▸ **Information shown**
-=-=-
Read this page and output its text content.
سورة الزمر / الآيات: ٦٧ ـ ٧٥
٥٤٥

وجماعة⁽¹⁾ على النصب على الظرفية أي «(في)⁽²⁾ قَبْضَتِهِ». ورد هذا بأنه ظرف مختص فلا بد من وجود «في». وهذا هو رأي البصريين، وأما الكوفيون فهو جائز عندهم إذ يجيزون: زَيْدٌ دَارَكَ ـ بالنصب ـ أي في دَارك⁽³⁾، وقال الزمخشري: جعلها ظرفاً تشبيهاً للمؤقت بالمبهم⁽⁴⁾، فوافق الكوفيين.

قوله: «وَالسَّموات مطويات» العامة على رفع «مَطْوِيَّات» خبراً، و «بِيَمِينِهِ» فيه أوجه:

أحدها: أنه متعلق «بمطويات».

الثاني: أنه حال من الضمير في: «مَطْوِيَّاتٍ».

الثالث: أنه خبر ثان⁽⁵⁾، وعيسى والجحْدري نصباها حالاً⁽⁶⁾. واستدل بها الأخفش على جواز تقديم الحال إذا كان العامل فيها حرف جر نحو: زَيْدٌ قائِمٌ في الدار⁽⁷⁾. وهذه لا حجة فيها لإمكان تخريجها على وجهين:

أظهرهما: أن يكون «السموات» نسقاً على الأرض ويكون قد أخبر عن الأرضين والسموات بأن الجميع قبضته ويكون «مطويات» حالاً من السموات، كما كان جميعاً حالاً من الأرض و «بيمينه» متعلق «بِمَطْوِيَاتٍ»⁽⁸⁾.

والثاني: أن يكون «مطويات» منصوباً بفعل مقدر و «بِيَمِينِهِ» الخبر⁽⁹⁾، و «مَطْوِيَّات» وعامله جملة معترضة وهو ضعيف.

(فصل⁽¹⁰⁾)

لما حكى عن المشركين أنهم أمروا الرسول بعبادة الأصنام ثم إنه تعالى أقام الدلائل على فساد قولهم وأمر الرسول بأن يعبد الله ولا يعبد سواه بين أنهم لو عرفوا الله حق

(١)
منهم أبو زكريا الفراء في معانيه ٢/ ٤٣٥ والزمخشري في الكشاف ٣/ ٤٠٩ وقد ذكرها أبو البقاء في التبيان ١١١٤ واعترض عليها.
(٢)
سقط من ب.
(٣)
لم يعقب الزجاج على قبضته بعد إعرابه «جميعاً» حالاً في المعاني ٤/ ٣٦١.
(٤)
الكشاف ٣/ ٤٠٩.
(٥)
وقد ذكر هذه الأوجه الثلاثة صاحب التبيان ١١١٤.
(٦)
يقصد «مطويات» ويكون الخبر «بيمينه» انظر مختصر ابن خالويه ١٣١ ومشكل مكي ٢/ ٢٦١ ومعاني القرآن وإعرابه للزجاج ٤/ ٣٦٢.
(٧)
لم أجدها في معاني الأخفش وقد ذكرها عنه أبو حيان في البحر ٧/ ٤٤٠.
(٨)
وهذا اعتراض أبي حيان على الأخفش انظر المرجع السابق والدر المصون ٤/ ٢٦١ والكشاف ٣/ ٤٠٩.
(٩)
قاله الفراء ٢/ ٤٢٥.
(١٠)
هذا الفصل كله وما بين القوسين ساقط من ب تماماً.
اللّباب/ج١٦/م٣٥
-=-=-
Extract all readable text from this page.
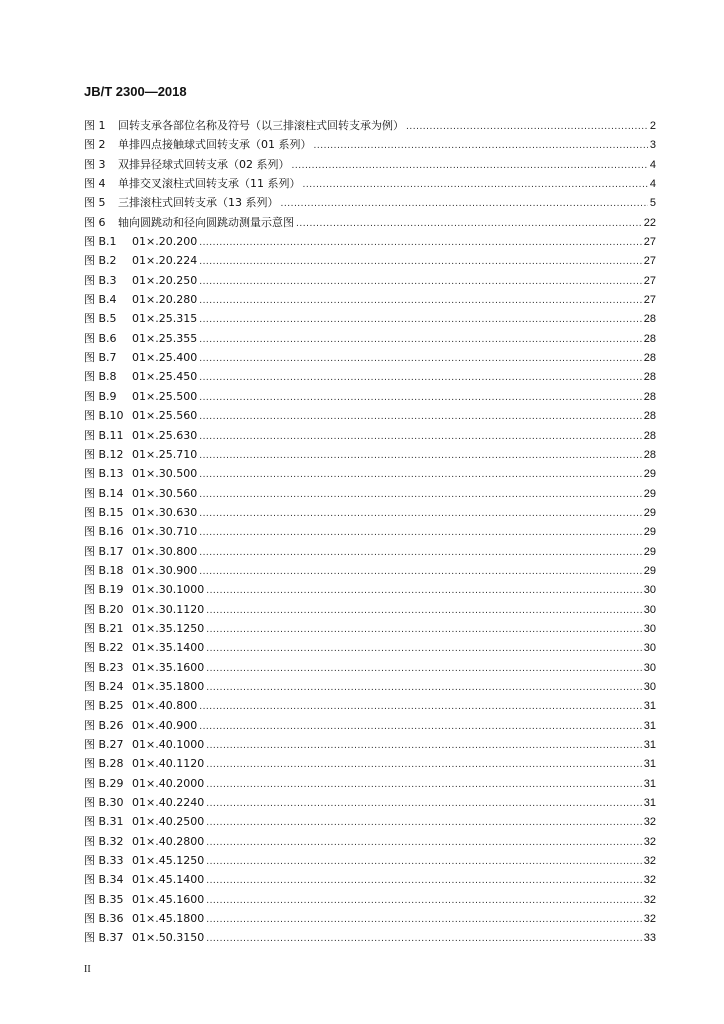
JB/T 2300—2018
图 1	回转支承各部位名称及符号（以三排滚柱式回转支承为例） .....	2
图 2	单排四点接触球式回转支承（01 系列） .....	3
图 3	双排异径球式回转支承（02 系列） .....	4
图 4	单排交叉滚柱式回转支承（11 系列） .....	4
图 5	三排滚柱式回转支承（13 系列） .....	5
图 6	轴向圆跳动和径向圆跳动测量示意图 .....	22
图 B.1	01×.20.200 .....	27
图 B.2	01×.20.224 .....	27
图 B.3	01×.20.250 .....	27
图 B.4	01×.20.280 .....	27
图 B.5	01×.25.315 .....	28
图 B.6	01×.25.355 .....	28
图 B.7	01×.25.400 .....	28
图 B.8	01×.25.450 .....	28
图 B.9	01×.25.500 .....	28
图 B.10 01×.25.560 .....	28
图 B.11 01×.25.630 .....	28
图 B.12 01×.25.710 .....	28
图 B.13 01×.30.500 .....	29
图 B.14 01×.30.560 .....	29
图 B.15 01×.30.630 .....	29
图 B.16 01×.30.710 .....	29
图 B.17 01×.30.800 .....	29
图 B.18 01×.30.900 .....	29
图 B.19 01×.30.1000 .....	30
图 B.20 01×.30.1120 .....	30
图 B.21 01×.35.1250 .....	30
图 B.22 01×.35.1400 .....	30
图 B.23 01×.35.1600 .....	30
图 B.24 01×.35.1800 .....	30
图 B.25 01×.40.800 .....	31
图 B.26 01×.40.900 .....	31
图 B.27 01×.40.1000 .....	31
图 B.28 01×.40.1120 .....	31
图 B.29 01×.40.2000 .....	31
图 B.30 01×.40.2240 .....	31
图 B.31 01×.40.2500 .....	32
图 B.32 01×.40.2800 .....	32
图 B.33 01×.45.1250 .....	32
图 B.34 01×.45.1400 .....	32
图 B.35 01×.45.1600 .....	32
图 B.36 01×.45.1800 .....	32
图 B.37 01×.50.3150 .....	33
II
-=-=-
▸ **Directions for this task**
Scan the material above for the string "انظر" and return the lines that hold it.

▸ **Written reply**
يقصد «مطويات» ويكون الخبر «بيمينه» انظر مختصر ابن خالويه ١٣١ ومشكل مكي ٢/ ٢٦١ ومعاني القرآن وإعرابه للزجاج ٤/ ٣٦٢.
وهذا اعتراض أبي حيان على الأخفش انظر المرجع السابق والدر المصون ٤/ ٢٦١ والكشاف ٣/ ٤٠٩.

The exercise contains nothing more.